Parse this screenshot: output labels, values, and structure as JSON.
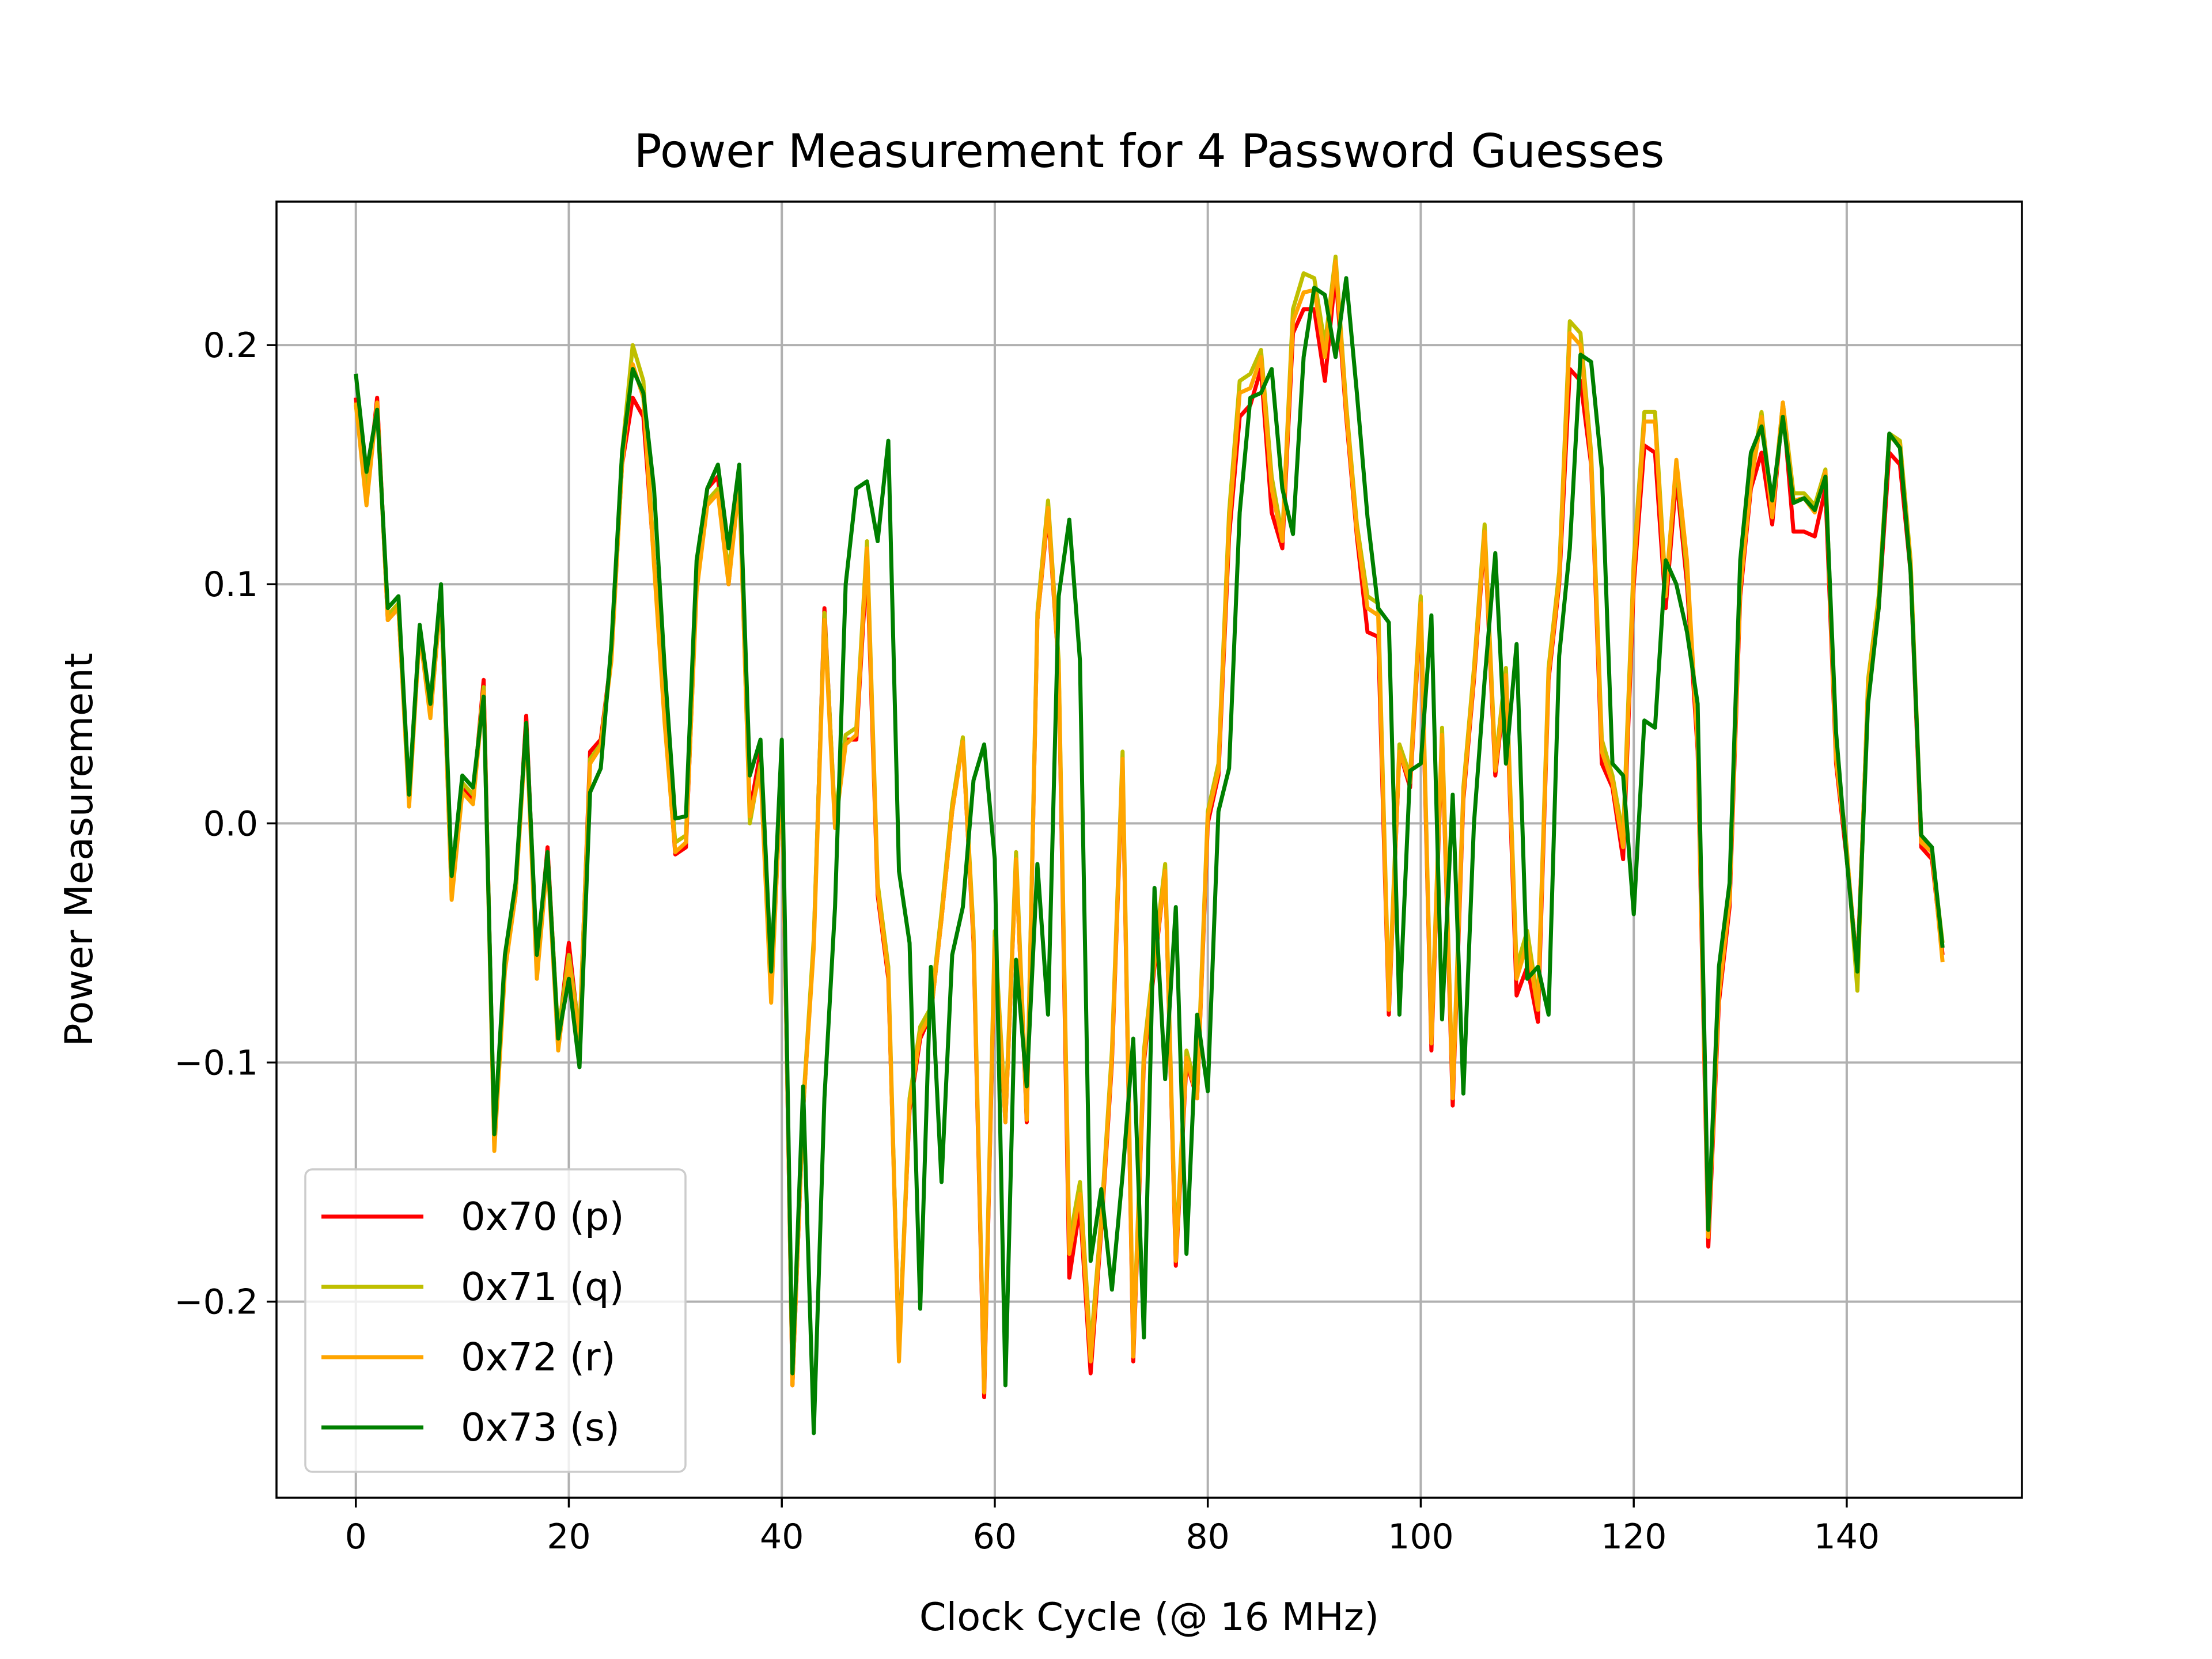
{
  "chart_data": {
    "type": "line",
    "title": "Power Measurement for 4 Password Guesses",
    "xlabel": "Clock Cycle (@ 16 MHz)",
    "ylabel": "Power Measurement",
    "xlim": [
      -7.45,
      156.45
    ],
    "ylim": [
      -0.282,
      0.26
    ],
    "xticks": [
      0,
      20,
      40,
      60,
      80,
      100,
      120,
      140
    ],
    "xtick_labels": [
      "0",
      "20",
      "40",
      "60",
      "80",
      "100",
      "120",
      "140"
    ],
    "yticks": [
      -0.2,
      -0.1,
      0.0,
      0.1,
      0.2
    ],
    "ytick_labels": [
      "−0.2",
      "−0.1",
      "0.0",
      "0.1",
      "0.2"
    ],
    "grid": true,
    "legend_position": "lower-left",
    "x_start": 0,
    "series": [
      {
        "name": "0x70 (p)",
        "color": "#ff0000",
        "values": [
          0.178,
          0.135,
          0.178,
          0.085,
          0.09,
          0.01,
          0.08,
          0.045,
          0.095,
          -0.03,
          0.015,
          0.01,
          0.06,
          -0.135,
          -0.06,
          -0.03,
          0.045,
          -0.06,
          -0.01,
          -0.09,
          -0.05,
          -0.09,
          0.03,
          0.035,
          0.07,
          0.15,
          0.178,
          0.17,
          0.11,
          0.045,
          -0.013,
          -0.01,
          0.1,
          0.14,
          0.145,
          0.1,
          0.145,
          0.005,
          0.03,
          -0.072,
          0.025,
          -0.235,
          -0.12,
          -0.05,
          0.09,
          0.0,
          0.035,
          0.035,
          0.11,
          -0.03,
          -0.065,
          -0.22,
          -0.12,
          -0.09,
          -0.08,
          -0.04,
          0.005,
          0.035,
          -0.05,
          -0.24,
          -0.05,
          -0.125,
          -0.015,
          -0.125,
          0.085,
          0.13,
          0.065,
          -0.19,
          -0.16,
          -0.23,
          -0.17,
          -0.1,
          0.025,
          -0.225,
          -0.1,
          -0.06,
          -0.02,
          -0.185,
          -0.1,
          -0.115,
          0.0,
          0.02,
          0.12,
          0.17,
          0.175,
          0.19,
          0.13,
          0.115,
          0.205,
          0.215,
          0.215,
          0.185,
          0.23,
          0.17,
          0.12,
          0.08,
          0.078,
          -0.08,
          0.03,
          0.015,
          0.09,
          -0.095,
          0.035,
          -0.118,
          0.01,
          0.06,
          0.12,
          0.02,
          0.06,
          -0.072,
          -0.06,
          -0.083,
          0.06,
          0.1,
          0.19,
          0.185,
          0.15,
          0.025,
          0.015,
          -0.015,
          0.1,
          0.158,
          0.155,
          0.09,
          0.145,
          0.1,
          0.03,
          -0.177,
          -0.075,
          -0.035,
          0.095,
          0.14,
          0.155,
          0.125,
          0.175,
          0.122,
          0.122,
          0.12,
          0.14,
          0.025,
          -0.015,
          -0.06,
          0.055,
          0.09,
          0.155,
          0.15,
          0.105,
          -0.01,
          -0.015,
          -0.055
        ]
      },
      {
        "name": "0x71 (q)",
        "color": "#bfbf00",
        "values": [
          0.175,
          0.14,
          0.175,
          0.087,
          0.092,
          0.012,
          0.082,
          0.048,
          0.097,
          -0.028,
          0.017,
          0.012,
          0.057,
          -0.132,
          -0.058,
          -0.028,
          0.042,
          -0.058,
          -0.012,
          -0.088,
          -0.055,
          -0.088,
          0.027,
          0.033,
          0.07,
          0.155,
          0.2,
          0.185,
          0.11,
          0.045,
          -0.008,
          -0.005,
          0.1,
          0.135,
          0.14,
          0.105,
          0.145,
          0.0,
          0.025,
          -0.068,
          0.028,
          -0.232,
          -0.118,
          -0.048,
          0.088,
          0.002,
          0.037,
          0.04,
          0.118,
          -0.025,
          -0.06,
          -0.222,
          -0.115,
          -0.085,
          -0.077,
          -0.037,
          0.008,
          0.036,
          -0.045,
          -0.235,
          -0.045,
          -0.122,
          -0.012,
          -0.122,
          0.088,
          0.135,
          0.068,
          -0.175,
          -0.15,
          -0.22,
          -0.165,
          -0.095,
          0.03,
          -0.22,
          -0.095,
          -0.055,
          -0.017,
          -0.18,
          -0.095,
          -0.112,
          0.005,
          0.025,
          0.13,
          0.185,
          0.188,
          0.198,
          0.145,
          0.12,
          0.215,
          0.23,
          0.228,
          0.2,
          0.237,
          0.175,
          0.125,
          0.095,
          0.092,
          -0.075,
          0.033,
          0.02,
          0.095,
          -0.09,
          0.04,
          -0.113,
          0.015,
          0.065,
          0.125,
          0.025,
          0.065,
          -0.06,
          -0.045,
          -0.075,
          0.065,
          0.105,
          0.21,
          0.205,
          0.155,
          0.035,
          0.02,
          -0.005,
          0.11,
          0.172,
          0.172,
          0.098,
          0.15,
          0.105,
          0.035,
          -0.17,
          -0.07,
          -0.03,
          0.1,
          0.145,
          0.172,
          0.13,
          0.176,
          0.138,
          0.138,
          0.133,
          0.148,
          0.03,
          -0.01,
          -0.07,
          0.06,
          0.095,
          0.163,
          0.16,
          0.11,
          -0.005,
          -0.012,
          -0.05
        ]
      },
      {
        "name": "0x72 (r)",
        "color": "#ffa500",
        "values": [
          0.176,
          0.133,
          0.176,
          0.085,
          0.09,
          0.007,
          0.08,
          0.044,
          0.095,
          -0.032,
          0.013,
          0.008,
          0.055,
          -0.137,
          -0.062,
          -0.03,
          0.04,
          -0.065,
          -0.015,
          -0.095,
          -0.058,
          -0.092,
          0.025,
          0.032,
          0.068,
          0.15,
          0.192,
          0.178,
          0.108,
          0.042,
          -0.012,
          -0.008,
          0.097,
          0.133,
          0.138,
          0.1,
          0.142,
          0.003,
          0.022,
          -0.075,
          0.026,
          -0.235,
          -0.12,
          -0.052,
          0.085,
          -0.002,
          0.033,
          0.037,
          0.115,
          -0.028,
          -0.063,
          -0.225,
          -0.118,
          -0.088,
          -0.08,
          -0.04,
          0.005,
          0.034,
          -0.048,
          -0.238,
          -0.048,
          -0.125,
          -0.015,
          -0.124,
          0.085,
          0.132,
          0.065,
          -0.18,
          -0.155,
          -0.225,
          -0.168,
          -0.098,
          0.027,
          -0.223,
          -0.098,
          -0.058,
          -0.02,
          -0.183,
          -0.098,
          -0.115,
          0.003,
          0.022,
          0.125,
          0.18,
          0.182,
          0.195,
          0.14,
          0.118,
          0.21,
          0.222,
          0.223,
          0.195,
          0.235,
          0.172,
          0.122,
          0.09,
          0.087,
          -0.078,
          0.03,
          0.017,
          0.092,
          -0.092,
          0.037,
          -0.115,
          0.012,
          0.062,
          0.122,
          0.022,
          0.062,
          -0.065,
          -0.05,
          -0.078,
          0.062,
          0.102,
          0.205,
          0.2,
          0.152,
          0.03,
          0.017,
          -0.01,
          0.105,
          0.168,
          0.168,
          0.095,
          0.152,
          0.11,
          0.033,
          -0.173,
          -0.072,
          -0.032,
          0.098,
          0.142,
          0.17,
          0.128,
          0.176,
          0.135,
          0.136,
          0.13,
          0.147,
          0.027,
          -0.012,
          -0.062,
          0.057,
          0.092,
          0.162,
          0.158,
          0.108,
          -0.008,
          -0.012,
          -0.058
        ]
      },
      {
        "name": "0x73 (s)",
        "color": "#008000",
        "values": [
          0.188,
          0.147,
          0.173,
          0.09,
          0.095,
          0.012,
          0.083,
          0.05,
          0.1,
          -0.022,
          0.02,
          0.015,
          0.053,
          -0.13,
          -0.055,
          -0.025,
          0.042,
          -0.055,
          -0.012,
          -0.09,
          -0.065,
          -0.102,
          0.013,
          0.023,
          0.075,
          0.155,
          0.19,
          0.18,
          0.14,
          0.065,
          0.002,
          0.003,
          0.11,
          0.14,
          0.15,
          0.115,
          0.15,
          0.02,
          0.035,
          -0.062,
          0.035,
          -0.23,
          -0.11,
          -0.255,
          -0.115,
          -0.035,
          0.1,
          0.14,
          0.143,
          0.118,
          0.16,
          -0.02,
          -0.05,
          -0.203,
          -0.06,
          -0.15,
          -0.055,
          -0.035,
          0.018,
          0.033,
          -0.015,
          -0.235,
          -0.057,
          -0.11,
          -0.017,
          -0.08,
          0.095,
          0.127,
          0.068,
          -0.183,
          -0.153,
          -0.195,
          -0.147,
          -0.09,
          -0.215,
          -0.027,
          -0.107,
          -0.035,
          -0.18,
          -0.08,
          -0.112,
          0.005,
          0.023,
          0.13,
          0.178,
          0.18,
          0.19,
          0.14,
          0.121,
          0.195,
          0.224,
          0.221,
          0.195,
          0.228,
          0.18,
          0.128,
          0.09,
          0.084,
          -0.08,
          0.022,
          0.025,
          0.087,
          -0.082,
          0.012,
          -0.113,
          0.0,
          0.06,
          0.113,
          0.025,
          0.075,
          -0.065,
          -0.06,
          -0.08,
          0.07,
          0.115,
          0.196,
          0.193,
          0.148,
          0.025,
          0.02,
          -0.038,
          0.043,
          0.04,
          0.11,
          0.1,
          0.08,
          0.05,
          -0.17,
          -0.06,
          -0.025,
          0.11,
          0.155,
          0.166,
          0.135,
          0.17,
          0.134,
          0.136,
          0.131,
          0.145,
          0.038,
          -0.015,
          -0.062,
          0.05,
          0.09,
          0.163,
          0.157,
          0.105,
          -0.005,
          -0.01,
          -0.052
        ]
      }
    ]
  }
}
....
Show, from the material above, each line that includes the string "color".

        "color": "#ff0000",
        "color": "#bfbf00",
        "color": "#ffa500",
        "color": "#008000",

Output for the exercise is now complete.